* _TASK REQUIREMENTS_: Look through the entries and report how many lines include the word "into". Give the number alone.

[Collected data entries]
## BEGIN

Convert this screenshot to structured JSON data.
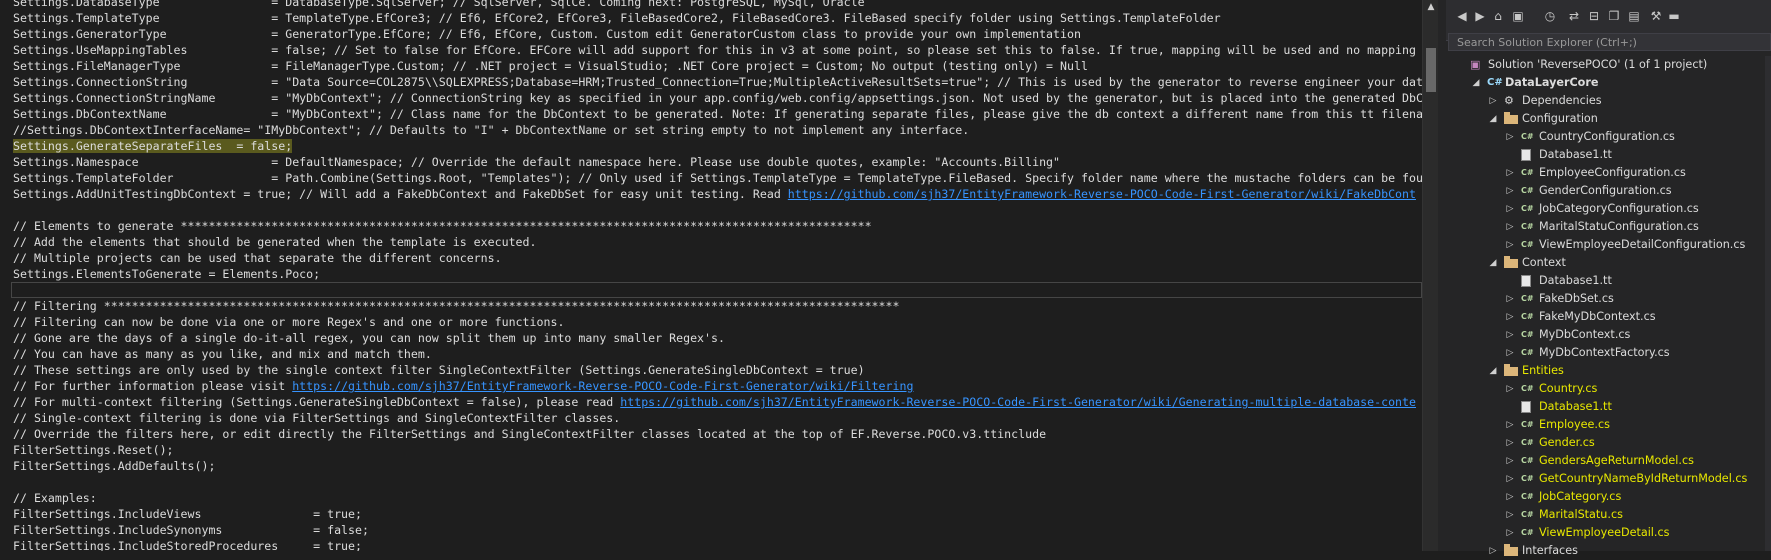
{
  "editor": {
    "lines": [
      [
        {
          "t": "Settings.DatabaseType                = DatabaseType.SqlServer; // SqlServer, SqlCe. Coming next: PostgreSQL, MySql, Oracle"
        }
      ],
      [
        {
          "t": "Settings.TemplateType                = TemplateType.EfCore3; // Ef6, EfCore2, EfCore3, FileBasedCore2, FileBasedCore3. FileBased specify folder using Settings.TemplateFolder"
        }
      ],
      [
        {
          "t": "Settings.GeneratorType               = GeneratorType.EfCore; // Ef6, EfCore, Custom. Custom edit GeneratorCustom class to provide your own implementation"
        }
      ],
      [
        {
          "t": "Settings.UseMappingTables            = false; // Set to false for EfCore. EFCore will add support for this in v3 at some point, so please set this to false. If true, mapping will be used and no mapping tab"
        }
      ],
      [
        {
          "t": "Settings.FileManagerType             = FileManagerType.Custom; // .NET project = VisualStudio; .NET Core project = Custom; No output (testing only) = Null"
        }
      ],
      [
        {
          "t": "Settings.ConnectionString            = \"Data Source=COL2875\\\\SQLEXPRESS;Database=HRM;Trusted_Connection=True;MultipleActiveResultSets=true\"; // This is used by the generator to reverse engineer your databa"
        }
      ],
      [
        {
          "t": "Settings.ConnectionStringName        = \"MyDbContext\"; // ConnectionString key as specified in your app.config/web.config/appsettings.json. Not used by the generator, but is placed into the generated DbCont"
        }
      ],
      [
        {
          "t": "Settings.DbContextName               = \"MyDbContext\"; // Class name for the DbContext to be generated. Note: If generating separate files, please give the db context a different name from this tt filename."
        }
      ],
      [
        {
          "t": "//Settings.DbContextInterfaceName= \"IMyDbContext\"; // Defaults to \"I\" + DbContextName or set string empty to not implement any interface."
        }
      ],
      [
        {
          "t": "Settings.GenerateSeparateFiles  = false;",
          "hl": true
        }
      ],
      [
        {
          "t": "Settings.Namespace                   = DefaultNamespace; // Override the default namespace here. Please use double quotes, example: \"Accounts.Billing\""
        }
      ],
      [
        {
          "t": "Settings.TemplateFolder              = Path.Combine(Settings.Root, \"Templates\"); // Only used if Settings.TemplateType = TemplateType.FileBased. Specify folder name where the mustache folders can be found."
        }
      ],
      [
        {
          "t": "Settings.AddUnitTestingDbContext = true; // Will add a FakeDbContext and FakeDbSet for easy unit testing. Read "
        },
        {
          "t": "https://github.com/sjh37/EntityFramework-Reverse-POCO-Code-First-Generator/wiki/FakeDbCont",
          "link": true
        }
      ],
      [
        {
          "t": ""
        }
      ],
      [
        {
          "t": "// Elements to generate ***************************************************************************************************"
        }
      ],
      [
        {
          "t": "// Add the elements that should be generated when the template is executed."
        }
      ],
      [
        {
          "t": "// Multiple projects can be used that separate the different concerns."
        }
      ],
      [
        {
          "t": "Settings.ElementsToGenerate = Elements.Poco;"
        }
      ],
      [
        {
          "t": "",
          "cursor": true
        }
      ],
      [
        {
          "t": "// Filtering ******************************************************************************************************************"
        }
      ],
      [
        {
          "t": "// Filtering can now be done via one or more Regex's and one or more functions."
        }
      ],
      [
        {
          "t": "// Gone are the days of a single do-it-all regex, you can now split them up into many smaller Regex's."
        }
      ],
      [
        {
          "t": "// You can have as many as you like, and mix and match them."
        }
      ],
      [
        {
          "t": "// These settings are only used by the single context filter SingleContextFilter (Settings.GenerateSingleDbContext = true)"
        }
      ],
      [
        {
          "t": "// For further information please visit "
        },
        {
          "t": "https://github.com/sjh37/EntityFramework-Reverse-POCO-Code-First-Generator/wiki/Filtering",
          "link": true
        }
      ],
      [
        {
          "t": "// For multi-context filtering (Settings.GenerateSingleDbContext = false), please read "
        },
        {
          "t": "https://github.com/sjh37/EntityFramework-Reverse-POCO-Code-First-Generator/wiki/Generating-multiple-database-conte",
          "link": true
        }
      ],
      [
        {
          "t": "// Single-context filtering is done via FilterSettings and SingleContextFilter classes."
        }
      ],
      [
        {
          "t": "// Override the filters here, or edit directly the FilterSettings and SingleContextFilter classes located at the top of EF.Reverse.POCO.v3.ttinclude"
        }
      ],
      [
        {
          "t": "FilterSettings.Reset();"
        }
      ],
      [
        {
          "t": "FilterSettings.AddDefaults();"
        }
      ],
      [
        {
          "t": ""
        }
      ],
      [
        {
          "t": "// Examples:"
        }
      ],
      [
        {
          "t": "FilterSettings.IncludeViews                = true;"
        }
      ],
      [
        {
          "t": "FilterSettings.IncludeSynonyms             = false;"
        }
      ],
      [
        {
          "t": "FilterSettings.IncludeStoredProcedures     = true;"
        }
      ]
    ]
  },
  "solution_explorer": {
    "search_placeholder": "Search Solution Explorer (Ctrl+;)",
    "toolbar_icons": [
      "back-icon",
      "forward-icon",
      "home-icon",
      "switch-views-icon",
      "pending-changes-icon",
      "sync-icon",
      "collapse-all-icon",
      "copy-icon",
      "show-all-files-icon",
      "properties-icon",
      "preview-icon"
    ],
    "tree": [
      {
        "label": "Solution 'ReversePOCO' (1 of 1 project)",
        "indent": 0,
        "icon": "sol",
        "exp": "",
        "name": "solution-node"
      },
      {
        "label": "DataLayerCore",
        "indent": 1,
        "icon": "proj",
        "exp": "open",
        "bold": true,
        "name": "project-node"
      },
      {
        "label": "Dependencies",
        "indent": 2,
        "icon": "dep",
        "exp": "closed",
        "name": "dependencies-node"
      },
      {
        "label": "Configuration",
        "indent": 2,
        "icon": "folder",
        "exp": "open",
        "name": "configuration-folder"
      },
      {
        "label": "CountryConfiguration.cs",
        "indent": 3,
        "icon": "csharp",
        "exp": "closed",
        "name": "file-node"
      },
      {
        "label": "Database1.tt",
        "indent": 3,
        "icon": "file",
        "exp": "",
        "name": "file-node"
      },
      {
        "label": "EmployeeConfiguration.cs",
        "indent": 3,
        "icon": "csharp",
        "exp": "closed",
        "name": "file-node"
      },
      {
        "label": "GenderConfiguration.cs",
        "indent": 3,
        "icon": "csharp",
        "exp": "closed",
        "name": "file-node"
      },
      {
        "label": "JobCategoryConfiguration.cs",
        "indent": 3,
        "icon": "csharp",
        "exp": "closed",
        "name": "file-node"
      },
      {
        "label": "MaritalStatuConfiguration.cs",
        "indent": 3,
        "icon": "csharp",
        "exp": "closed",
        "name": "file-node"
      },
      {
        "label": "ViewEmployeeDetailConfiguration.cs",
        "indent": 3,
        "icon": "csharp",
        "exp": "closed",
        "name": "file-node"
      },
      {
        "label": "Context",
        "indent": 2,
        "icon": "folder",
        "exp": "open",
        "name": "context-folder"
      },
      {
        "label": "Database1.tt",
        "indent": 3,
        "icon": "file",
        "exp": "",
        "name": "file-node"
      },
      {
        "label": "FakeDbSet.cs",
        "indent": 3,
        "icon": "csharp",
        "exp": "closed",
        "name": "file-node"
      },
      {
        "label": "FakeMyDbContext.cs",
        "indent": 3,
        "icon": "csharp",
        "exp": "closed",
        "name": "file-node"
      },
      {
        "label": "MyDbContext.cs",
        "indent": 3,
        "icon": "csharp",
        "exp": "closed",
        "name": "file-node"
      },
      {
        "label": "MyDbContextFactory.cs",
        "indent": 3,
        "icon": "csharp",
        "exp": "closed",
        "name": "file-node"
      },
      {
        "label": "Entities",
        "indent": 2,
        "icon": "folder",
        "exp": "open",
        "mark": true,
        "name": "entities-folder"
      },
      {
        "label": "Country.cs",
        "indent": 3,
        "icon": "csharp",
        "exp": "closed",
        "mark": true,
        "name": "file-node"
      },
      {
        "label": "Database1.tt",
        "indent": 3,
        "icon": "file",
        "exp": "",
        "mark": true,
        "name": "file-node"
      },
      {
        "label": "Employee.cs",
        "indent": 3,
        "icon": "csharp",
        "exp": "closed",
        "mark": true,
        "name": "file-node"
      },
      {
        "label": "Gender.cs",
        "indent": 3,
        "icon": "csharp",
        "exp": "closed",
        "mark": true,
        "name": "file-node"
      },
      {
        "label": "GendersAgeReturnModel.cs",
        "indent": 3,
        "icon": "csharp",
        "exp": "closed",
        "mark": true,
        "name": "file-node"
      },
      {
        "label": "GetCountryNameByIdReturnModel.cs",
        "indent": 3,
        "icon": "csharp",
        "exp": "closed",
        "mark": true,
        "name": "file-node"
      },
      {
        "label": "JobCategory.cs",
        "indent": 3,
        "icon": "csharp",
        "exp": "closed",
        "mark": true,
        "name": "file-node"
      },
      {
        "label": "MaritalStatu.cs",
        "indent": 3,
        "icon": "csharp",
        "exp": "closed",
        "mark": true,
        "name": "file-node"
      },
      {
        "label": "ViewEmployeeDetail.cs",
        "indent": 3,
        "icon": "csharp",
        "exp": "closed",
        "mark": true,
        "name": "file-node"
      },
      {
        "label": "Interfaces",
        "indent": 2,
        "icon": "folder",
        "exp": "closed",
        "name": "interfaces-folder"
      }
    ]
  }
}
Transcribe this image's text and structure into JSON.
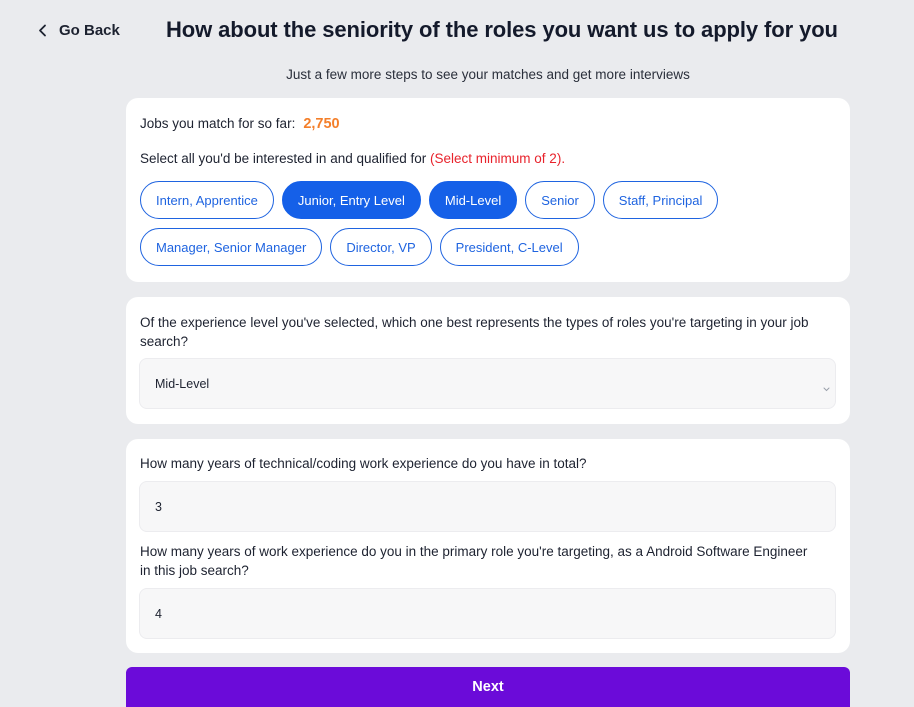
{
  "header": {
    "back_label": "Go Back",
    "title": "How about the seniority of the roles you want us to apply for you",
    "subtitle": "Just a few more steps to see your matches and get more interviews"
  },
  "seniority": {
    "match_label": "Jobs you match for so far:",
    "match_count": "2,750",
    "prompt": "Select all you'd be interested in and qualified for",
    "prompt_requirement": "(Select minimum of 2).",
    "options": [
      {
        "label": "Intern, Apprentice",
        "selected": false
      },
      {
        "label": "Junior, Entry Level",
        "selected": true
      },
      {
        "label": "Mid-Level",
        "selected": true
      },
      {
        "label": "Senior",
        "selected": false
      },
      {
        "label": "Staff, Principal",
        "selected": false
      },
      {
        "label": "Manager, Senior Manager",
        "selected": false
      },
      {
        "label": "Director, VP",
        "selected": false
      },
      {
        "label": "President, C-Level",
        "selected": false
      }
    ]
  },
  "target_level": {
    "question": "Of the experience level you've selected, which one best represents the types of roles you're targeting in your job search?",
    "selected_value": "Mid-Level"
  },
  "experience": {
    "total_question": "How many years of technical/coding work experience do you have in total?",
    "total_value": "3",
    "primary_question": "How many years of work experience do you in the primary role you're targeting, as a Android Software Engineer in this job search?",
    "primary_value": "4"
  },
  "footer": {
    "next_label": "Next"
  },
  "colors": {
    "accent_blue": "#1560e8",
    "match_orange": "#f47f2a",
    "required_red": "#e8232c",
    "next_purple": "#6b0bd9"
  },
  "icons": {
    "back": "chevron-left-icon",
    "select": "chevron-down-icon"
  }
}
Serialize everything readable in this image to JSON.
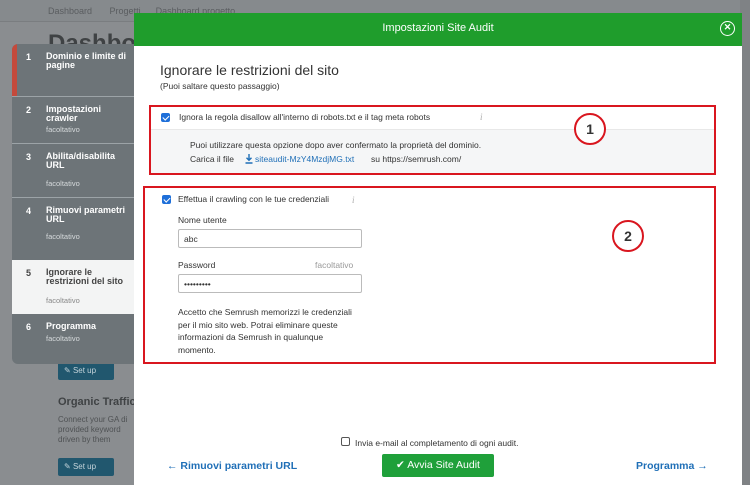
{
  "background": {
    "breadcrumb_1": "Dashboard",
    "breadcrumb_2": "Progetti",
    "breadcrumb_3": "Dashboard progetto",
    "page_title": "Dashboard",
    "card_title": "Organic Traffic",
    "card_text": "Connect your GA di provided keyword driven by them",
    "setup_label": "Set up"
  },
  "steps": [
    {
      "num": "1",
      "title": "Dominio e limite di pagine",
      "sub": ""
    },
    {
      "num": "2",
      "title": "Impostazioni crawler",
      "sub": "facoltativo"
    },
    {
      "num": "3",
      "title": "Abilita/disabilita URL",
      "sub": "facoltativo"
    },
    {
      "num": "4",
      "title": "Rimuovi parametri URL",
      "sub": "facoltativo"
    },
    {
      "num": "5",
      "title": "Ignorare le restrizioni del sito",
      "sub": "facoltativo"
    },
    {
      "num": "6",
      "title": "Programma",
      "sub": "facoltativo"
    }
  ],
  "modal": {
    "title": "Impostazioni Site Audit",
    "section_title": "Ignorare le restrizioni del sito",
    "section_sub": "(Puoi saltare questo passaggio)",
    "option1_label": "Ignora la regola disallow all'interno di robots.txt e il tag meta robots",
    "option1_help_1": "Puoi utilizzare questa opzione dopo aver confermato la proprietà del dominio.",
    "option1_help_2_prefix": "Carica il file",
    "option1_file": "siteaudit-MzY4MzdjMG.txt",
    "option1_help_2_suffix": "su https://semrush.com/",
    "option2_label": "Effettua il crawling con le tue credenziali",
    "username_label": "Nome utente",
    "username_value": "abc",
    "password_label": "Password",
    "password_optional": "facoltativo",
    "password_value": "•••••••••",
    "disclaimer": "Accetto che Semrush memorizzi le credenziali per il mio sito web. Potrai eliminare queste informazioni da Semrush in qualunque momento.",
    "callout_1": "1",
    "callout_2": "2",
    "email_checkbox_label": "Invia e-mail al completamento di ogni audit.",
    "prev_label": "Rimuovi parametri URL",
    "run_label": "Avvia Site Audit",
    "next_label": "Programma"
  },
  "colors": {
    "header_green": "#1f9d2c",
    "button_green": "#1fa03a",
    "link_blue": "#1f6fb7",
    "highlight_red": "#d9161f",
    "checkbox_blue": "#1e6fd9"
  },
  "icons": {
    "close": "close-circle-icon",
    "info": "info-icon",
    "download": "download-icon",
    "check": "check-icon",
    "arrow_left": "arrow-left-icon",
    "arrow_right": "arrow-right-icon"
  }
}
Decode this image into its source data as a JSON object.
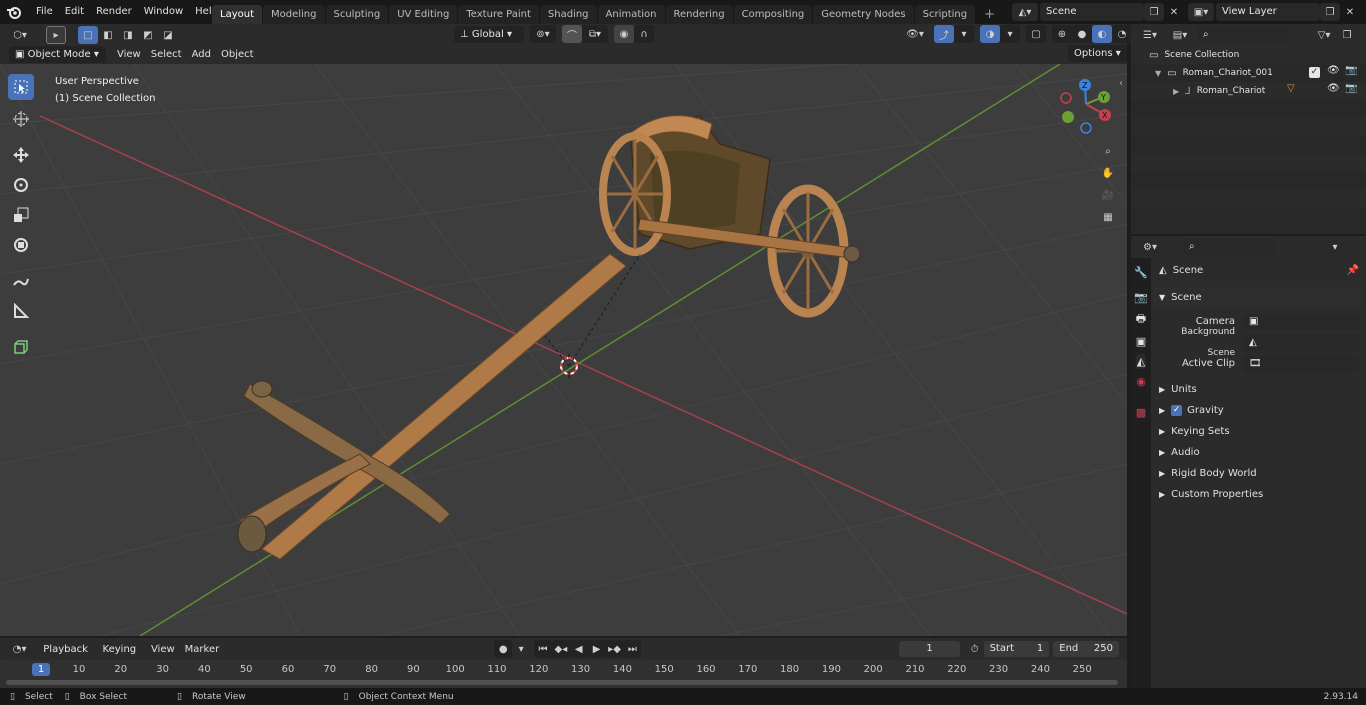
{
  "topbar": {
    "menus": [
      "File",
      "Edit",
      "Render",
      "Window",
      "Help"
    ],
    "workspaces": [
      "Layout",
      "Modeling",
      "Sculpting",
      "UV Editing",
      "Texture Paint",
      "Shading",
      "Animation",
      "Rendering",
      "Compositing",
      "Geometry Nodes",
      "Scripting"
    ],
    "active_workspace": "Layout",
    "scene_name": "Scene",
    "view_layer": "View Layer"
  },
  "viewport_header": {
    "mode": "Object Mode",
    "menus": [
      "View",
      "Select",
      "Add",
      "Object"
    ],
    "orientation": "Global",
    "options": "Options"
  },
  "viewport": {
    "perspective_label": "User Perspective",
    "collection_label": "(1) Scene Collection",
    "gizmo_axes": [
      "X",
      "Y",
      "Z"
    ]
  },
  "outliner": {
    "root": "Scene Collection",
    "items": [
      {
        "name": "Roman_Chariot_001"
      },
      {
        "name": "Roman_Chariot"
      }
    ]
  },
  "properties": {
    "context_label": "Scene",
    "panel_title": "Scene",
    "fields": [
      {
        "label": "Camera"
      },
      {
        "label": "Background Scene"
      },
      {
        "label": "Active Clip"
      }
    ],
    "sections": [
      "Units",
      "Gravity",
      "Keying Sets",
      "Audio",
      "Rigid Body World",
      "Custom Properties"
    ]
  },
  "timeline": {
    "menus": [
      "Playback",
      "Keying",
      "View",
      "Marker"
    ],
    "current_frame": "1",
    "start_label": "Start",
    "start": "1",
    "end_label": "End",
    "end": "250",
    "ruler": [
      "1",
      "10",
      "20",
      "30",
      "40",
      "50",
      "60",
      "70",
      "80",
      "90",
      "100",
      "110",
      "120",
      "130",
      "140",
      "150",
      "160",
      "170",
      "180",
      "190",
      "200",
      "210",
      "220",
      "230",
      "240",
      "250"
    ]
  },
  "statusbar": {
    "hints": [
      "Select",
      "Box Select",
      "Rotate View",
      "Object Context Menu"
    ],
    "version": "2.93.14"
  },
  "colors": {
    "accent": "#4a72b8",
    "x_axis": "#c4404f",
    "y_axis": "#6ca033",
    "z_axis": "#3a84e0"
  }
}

## END

* _EXERCISE OUTPUT_: 4